▸ Dataset extract
###
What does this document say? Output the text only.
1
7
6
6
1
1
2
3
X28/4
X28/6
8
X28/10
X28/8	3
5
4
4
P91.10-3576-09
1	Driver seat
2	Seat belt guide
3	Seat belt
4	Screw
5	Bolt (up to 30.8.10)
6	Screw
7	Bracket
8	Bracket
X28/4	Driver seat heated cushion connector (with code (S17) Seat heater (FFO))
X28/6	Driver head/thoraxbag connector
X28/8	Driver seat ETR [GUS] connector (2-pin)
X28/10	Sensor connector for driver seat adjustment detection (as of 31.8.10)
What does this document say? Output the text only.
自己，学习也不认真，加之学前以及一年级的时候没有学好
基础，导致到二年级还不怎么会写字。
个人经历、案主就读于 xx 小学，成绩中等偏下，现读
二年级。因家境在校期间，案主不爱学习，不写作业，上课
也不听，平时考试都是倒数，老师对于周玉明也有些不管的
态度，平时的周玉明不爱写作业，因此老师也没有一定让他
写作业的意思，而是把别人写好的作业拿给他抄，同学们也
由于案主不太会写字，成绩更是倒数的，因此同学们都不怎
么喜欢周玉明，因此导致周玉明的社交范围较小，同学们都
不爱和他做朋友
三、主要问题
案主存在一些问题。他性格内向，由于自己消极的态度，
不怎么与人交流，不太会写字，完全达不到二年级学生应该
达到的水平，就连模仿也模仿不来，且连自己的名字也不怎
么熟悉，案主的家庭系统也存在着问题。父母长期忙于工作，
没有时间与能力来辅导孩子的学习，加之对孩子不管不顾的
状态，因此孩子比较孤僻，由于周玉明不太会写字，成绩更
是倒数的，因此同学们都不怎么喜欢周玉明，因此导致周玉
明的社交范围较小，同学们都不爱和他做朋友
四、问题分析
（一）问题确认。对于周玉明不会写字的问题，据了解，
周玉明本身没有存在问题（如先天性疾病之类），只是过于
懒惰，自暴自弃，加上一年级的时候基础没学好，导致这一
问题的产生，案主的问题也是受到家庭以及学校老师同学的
###
Set down the entries above again, word for word.

▸ Solution to this task
What does this document say? Output the text only.
1
7
6
6
1
1
2
3
X28/4
X28/6
8
X28/10
X28/8	3
5
4
4
P91.10-3576-09
1	Driver seat
2	Seat belt guide
3	Seat belt
4	Screw
5	Bolt (up to 30.8.10)
6	Screw
7	Bracket
8	Bracket
X28/4	Driver seat heated cushion connector (with code (S17) Seat heater (FFO))
X28/6	Driver head/thoraxbag connector
X28/8	Driver seat ETR [GUS] connector (2-pin)
X28/10	Sensor connector for driver seat adjustment detection (as of 31.8.10)
What does this document say? Output the text only.
自己，学习也不认真，加之学前以及一年级的时候没有学好
基础，导致到二年级还不怎么会写字。
个人经历、案主就读于 xx 小学，成绩中等偏下，现读
二年级。因家境在校期间，案主不爱学习，不写作业，上课
也不听，平时考试都是倒数，老师对于周玉明也有些不管的
态度，平时的周玉明不爱写作业，因此老师也没有一定让他
写作业的意思，而是把别人写好的作业拿给他抄，同学们也
由于案主不太会写字，成绩更是倒数的，因此同学们都不怎
么喜欢周玉明，因此导致周玉明的社交范围较小，同学们都
不爱和他做朋友
三、主要问题
案主存在一些问题。他性格内向，由于自己消极的态度，
不怎么与人交流，不太会写字，完全达不到二年级学生应该
达到的水平，就连模仿也模仿不来，且连自己的名字也不怎
么熟悉，案主的家庭系统也存在着问题。父母长期忙于工作，
没有时间与能力来辅导孩子的学习，加之对孩子不管不顾的
状态，因此孩子比较孤僻，由于周玉明不太会写字，成绩更
是倒数的，因此同学们都不怎么喜欢周玉明，因此导致周玉
明的社交范围较小，同学们都不爱和他做朋友
四、问题分析
（一）问题确认。对于周玉明不会写字的问题，据了解，
周玉明本身没有存在问题（如先天性疾病之类），只是过于
懒惰，自暴自弃，加上一年级的时候基础没学好，导致这一
问题的产生，案主的问题也是受到家庭以及学校老师同学的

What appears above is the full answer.